▸ EXCERPTED RECORDS

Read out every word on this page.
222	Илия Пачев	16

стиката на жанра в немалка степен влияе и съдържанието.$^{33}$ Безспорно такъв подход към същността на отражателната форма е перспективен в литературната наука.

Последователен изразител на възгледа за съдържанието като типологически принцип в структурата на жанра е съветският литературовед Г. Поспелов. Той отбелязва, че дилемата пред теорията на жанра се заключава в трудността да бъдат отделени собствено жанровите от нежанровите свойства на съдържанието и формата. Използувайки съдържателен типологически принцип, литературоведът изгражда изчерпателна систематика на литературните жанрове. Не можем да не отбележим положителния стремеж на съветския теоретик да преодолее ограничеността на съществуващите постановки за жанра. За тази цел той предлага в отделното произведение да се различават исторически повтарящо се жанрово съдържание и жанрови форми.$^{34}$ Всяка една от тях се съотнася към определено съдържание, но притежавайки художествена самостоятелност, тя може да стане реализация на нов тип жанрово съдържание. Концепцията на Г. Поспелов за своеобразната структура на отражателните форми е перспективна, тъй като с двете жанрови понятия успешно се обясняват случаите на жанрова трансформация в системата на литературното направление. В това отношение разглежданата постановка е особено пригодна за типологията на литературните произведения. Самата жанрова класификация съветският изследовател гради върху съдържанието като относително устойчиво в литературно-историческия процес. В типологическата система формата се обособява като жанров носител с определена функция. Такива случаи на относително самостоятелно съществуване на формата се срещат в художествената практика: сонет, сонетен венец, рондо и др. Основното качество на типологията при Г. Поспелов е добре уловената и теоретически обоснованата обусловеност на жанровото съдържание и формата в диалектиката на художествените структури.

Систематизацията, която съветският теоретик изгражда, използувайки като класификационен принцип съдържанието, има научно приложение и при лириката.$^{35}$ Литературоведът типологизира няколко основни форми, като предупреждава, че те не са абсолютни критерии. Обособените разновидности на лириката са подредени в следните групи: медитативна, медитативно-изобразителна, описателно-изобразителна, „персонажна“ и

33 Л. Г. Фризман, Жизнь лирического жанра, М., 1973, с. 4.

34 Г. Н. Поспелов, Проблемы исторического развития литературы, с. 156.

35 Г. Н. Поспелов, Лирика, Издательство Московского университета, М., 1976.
---
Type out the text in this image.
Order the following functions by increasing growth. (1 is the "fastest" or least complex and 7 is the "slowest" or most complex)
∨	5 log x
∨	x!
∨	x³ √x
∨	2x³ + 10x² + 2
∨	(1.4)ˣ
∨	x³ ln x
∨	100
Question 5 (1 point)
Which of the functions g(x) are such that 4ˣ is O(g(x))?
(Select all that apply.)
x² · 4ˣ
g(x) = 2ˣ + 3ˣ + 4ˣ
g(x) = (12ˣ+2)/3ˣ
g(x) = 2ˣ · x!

▸ GOAL
Search the records above for "that". Copy each line where it is found.

▸ ANSWER TO THE PROBLEM
Which of the functions g(x) are such that 4ˣ is O(g(x))?
(Select all that apply.)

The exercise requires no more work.